◆ **Dataset records**:

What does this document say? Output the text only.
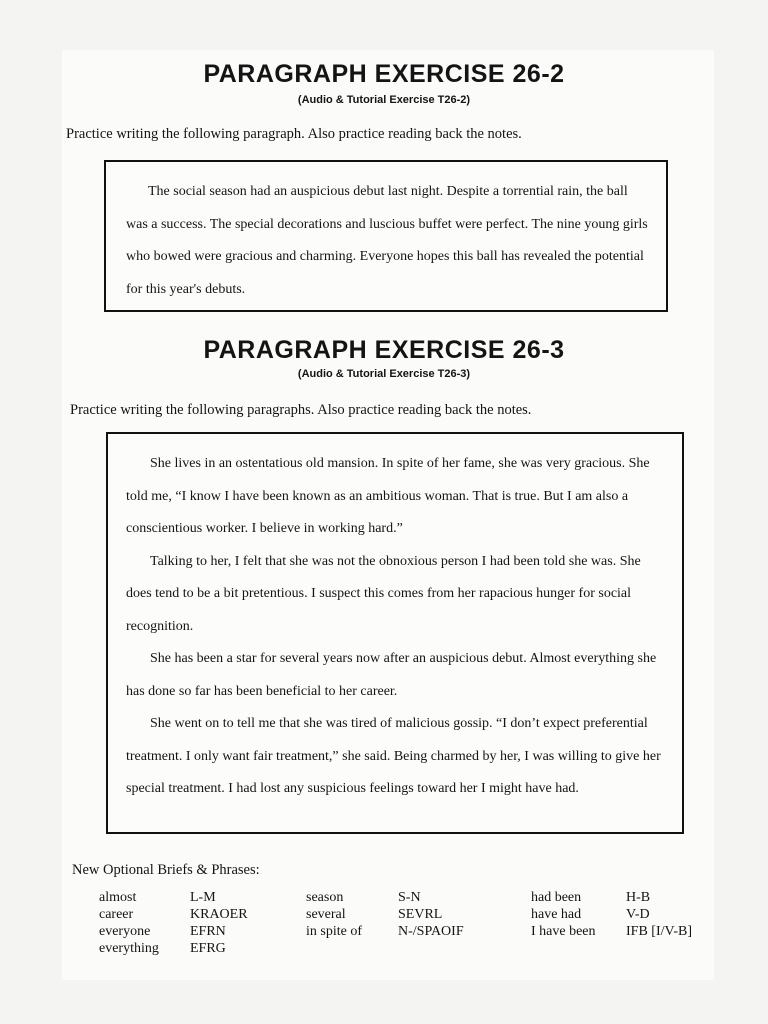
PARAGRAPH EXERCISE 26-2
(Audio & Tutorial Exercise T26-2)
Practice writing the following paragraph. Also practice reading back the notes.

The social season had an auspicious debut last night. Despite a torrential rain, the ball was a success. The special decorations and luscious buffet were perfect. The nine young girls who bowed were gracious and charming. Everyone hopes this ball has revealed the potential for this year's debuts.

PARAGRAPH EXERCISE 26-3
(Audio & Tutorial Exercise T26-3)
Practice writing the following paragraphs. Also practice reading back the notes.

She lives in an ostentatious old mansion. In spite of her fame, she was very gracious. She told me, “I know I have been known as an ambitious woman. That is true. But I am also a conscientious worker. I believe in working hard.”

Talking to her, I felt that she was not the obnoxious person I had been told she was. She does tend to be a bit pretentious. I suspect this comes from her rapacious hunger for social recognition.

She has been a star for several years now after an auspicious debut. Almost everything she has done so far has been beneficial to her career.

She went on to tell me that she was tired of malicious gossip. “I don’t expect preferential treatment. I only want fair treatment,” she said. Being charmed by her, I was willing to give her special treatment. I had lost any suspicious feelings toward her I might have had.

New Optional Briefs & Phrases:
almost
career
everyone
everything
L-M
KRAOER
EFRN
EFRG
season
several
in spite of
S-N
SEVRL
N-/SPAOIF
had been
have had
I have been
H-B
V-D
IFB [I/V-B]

--

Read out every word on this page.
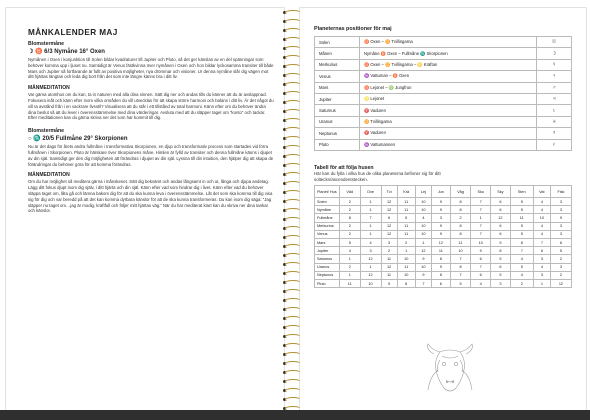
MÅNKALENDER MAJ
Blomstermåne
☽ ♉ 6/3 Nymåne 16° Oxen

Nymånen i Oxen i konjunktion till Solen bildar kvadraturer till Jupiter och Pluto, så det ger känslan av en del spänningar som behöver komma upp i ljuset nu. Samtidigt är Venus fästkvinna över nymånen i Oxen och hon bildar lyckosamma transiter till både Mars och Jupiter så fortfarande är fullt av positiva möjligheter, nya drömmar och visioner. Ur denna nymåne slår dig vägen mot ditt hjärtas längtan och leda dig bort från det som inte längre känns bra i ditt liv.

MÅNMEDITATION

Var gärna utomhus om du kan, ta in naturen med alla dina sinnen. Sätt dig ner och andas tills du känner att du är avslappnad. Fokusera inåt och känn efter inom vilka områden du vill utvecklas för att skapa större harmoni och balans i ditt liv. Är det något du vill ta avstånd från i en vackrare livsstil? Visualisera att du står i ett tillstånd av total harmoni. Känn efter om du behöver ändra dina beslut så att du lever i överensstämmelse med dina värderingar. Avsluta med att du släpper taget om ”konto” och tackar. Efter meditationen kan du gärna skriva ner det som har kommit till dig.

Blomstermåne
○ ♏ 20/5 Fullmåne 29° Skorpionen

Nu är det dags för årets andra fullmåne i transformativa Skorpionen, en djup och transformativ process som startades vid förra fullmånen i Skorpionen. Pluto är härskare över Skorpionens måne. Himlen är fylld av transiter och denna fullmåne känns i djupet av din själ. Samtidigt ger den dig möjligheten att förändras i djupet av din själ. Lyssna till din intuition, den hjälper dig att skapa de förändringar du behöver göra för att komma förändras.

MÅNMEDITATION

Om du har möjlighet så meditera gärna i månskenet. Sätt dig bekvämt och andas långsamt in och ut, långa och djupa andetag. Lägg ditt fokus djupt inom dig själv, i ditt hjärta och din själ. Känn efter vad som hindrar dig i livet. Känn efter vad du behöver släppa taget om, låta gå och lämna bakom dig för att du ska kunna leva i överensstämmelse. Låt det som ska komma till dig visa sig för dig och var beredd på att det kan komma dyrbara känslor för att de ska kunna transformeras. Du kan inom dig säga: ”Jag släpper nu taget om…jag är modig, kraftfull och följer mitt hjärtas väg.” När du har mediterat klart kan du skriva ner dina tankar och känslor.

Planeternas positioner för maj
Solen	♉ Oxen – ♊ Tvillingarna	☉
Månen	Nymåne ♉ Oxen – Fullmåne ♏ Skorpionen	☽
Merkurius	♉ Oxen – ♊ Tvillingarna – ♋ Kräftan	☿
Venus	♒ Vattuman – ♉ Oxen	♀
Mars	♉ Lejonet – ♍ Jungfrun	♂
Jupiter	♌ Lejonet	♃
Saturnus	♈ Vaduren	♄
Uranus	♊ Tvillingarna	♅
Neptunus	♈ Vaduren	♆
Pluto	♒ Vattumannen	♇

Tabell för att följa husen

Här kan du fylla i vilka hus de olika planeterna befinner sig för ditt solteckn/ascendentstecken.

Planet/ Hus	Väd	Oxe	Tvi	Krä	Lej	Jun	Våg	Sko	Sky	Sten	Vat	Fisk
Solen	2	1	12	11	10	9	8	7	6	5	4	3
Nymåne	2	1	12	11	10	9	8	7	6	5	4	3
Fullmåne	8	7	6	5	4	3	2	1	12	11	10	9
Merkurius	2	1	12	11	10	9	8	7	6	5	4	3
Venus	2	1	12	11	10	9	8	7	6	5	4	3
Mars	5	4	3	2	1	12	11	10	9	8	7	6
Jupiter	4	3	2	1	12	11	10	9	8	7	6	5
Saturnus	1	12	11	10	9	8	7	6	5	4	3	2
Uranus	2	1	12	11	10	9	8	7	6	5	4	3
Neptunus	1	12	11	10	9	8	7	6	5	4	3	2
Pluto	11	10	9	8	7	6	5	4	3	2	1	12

◆ **Written request**:
Your task is to pick out every line with the string "Lejonet" and copy it.

◆ **Complete answer**:
Mars	♉ Lejonet – ♍ Jungfrun	♂
Jupiter	♌ Lejonet	♃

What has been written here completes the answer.